■ **OBJECTIVE**: Transcribe all of the data exactly. Omit the pictures.

[Figure dataset records]
==============================

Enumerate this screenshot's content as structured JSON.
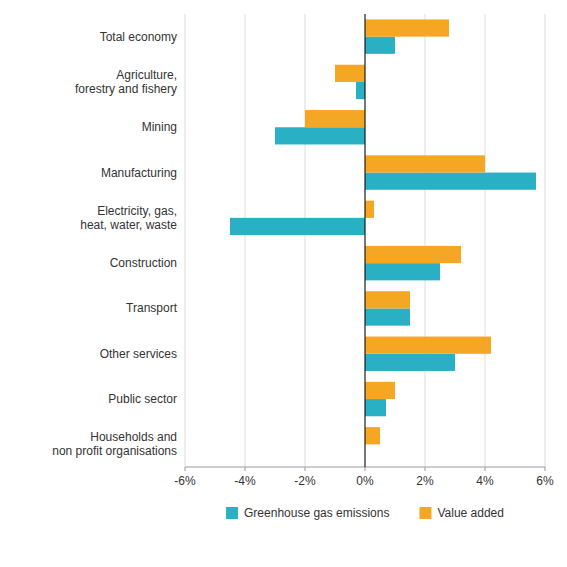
{
  "chart_data": {
    "type": "bar",
    "orientation": "horizontal",
    "categories": [
      "Total economy",
      "Agriculture,\nforestry and fishery",
      "Mining",
      "Manufacturing",
      "Electricity, gas,\nheat, water, waste",
      "Construction",
      "Transport",
      "Other services",
      "Public sector",
      "Households and\nnon profit organisations"
    ],
    "series": [
      {
        "name": "Greenhouse gas emissions",
        "color": "#2ab0c5",
        "values": [
          1.0,
          -0.3,
          -3.0,
          5.7,
          -4.5,
          2.5,
          1.5,
          3.0,
          0.7,
          0.0
        ]
      },
      {
        "name": "Value added",
        "color": "#f5a623",
        "values": [
          2.8,
          -1.0,
          -2.0,
          4.0,
          0.3,
          3.2,
          1.5,
          4.2,
          1.0,
          0.5
        ]
      }
    ],
    "xlim": [
      -6,
      6
    ],
    "xticks": [
      {
        "value": -6,
        "label": "-6%"
      },
      {
        "value": -4,
        "label": "-4%"
      },
      {
        "value": -2,
        "label": "-2%"
      },
      {
        "value": 0,
        "label": "0%"
      },
      {
        "value": 2,
        "label": "2%"
      },
      {
        "value": 4,
        "label": "4%"
      },
      {
        "value": 6,
        "label": "6%"
      }
    ],
    "grid": true,
    "legend": "bottom"
  }
}
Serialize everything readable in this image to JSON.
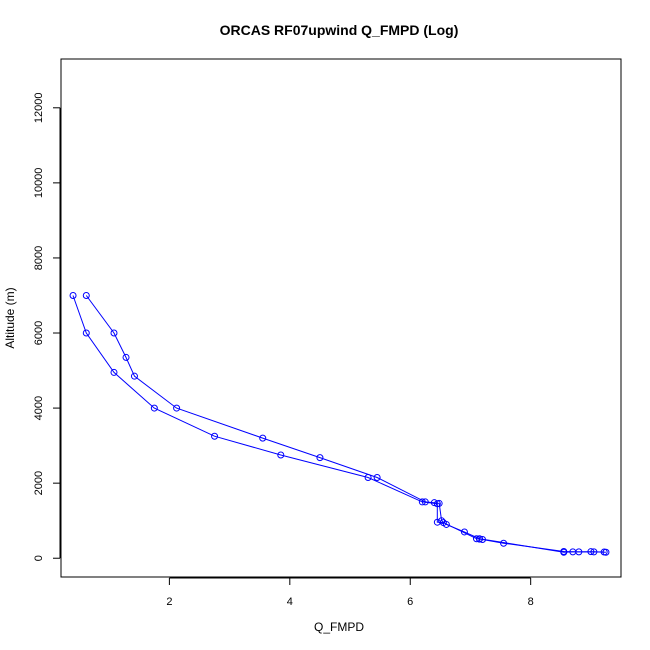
{
  "chart_data": {
    "type": "line",
    "title": "ORCAS RF07upwind Q_FMPD (Log)",
    "xlabel": "Q_FMPD",
    "ylabel": "Altitude (m)",
    "xlim": [
      0.2,
      9.5
    ],
    "ylim": [
      -500,
      13300
    ],
    "x_ticks": [
      2,
      4,
      6,
      8
    ],
    "y_ticks": [
      0,
      2000,
      4000,
      6000,
      8000,
      10000,
      12000
    ],
    "x_tick_labels": [
      "2",
      "4",
      "6",
      "8"
    ],
    "y_tick_labels": [
      "0",
      "2000",
      "4000",
      "6000",
      "8000",
      "10000",
      "12000"
    ],
    "grid": false,
    "marker": "open-circle",
    "colors": {
      "series": "#0000ff",
      "axis": "#000000",
      "background": "#ffffff"
    },
    "series": [
      {
        "x": [
          9.25,
          9.05,
          8.8,
          8.55,
          7.55,
          7.2,
          7.15,
          7.1,
          6.55,
          6.45,
          6.45,
          6.2,
          5.3,
          3.85,
          2.75,
          1.75,
          1.08,
          0.62,
          0.4
        ],
        "y": [
          160,
          170,
          170,
          180,
          400,
          500,
          510,
          520,
          950,
          960,
          1450,
          1500,
          2150,
          2750,
          3250,
          4000,
          4950,
          6000,
          7000
        ]
      },
      {
        "x": [
          0.62,
          1.08,
          1.28,
          1.42,
          2.12,
          3.55,
          4.5,
          5.45,
          6.25,
          6.4,
          6.48,
          6.52,
          6.6,
          6.9,
          7.15,
          8.55,
          8.7,
          9.0,
          9.22
        ],
        "y": [
          7000,
          6000,
          5350,
          4850,
          4000,
          3200,
          2680,
          2150,
          1500,
          1480,
          1460,
          1000,
          900,
          700,
          520,
          160,
          170,
          175,
          165
        ]
      }
    ]
  }
}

==============================

■ **WORKED SOLUTION**:
Enumerate this screenshot's content as structured JSON.
{
  "chart_data": {
    "type": "bar",
    "orientation": "horizontal",
    "categories": [
      "Total economy",
      "Agriculture,\nforestry and fishery",
      "Mining",
      "Manufacturing",
      "Electricity, gas,\nheat, water, waste",
      "Construction",
      "Transport",
      "Other services",
      "Public sector",
      "Households and\nnon profit organisations"
    ],
    "series": [
      {
        "name": "Greenhouse gas emissions",
        "color": "#2ab0c5",
        "values": [
          1.0,
          -0.3,
          -3.0,
          5.7,
          -4.5,
          2.5,
          1.5,
          3.0,
          0.7,
          0.0
        ]
      },
      {
        "name": "Value added",
        "color": "#f5a623",
        "values": [
          2.8,
          -1.0,
          -2.0,
          4.0,
          0.3,
          3.2,
          1.5,
          4.2,
          1.0,
          0.5
        ]
      }
    ],
    "xlim": [
      -6,
      6
    ],
    "xticks": [
      {
        "value": -6,
        "label": "-6%"
      },
      {
        "value": -4,
        "label": "-4%"
      },
      {
        "value": -2,
        "label": "-2%"
      },
      {
        "value": 0,
        "label": "0%"
      },
      {
        "value": 2,
        "label": "2%"
      },
      {
        "value": 4,
        "label": "4%"
      },
      {
        "value": 6,
        "label": "6%"
      }
    ],
    "grid": true,
    "legend": "bottom"
  }
}
Serialize everything readable in this image to JSON.
{
  "chart_data": {
    "type": "line",
    "title": "ORCAS RF07upwind Q_FMPD (Log)",
    "xlabel": "Q_FMPD",
    "ylabel": "Altitude (m)",
    "xlim": [
      0.2,
      9.5
    ],
    "ylim": [
      -500,
      13300
    ],
    "x_ticks": [
      2,
      4,
      6,
      8
    ],
    "y_ticks": [
      0,
      2000,
      4000,
      6000,
      8000,
      10000,
      12000
    ],
    "x_tick_labels": [
      "2",
      "4",
      "6",
      "8"
    ],
    "y_tick_labels": [
      "0",
      "2000",
      "4000",
      "6000",
      "8000",
      "10000",
      "12000"
    ],
    "grid": false,
    "marker": "open-circle",
    "colors": {
      "series": "#0000ff",
      "axis": "#000000",
      "background": "#ffffff"
    },
    "series": [
      {
        "x": [
          9.25,
          9.05,
          8.8,
          8.55,
          7.55,
          7.2,
          7.15,
          7.1,
          6.55,
          6.45,
          6.45,
          6.2,
          5.3,
          3.85,
          2.75,
          1.75,
          1.08,
          0.62,
          0.4
        ],
        "y": [
          160,
          170,
          170,
          180,
          400,
          500,
          510,
          520,
          950,
          960,
          1450,
          1500,
          2150,
          2750,
          3250,
          4000,
          4950,
          6000,
          7000
        ]
      },
      {
        "x": [
          0.62,
          1.08,
          1.28,
          1.42,
          2.12,
          3.55,
          4.5,
          5.45,
          6.25,
          6.4,
          6.48,
          6.52,
          6.6,
          6.9,
          7.15,
          8.55,
          8.7,
          9.0,
          9.22
        ],
        "y": [
          7000,
          6000,
          5350,
          4850,
          4000,
          3200,
          2680,
          2150,
          1500,
          1480,
          1460,
          1000,
          900,
          700,
          520,
          160,
          170,
          175,
          165
        ]
      }
    ]
  }
}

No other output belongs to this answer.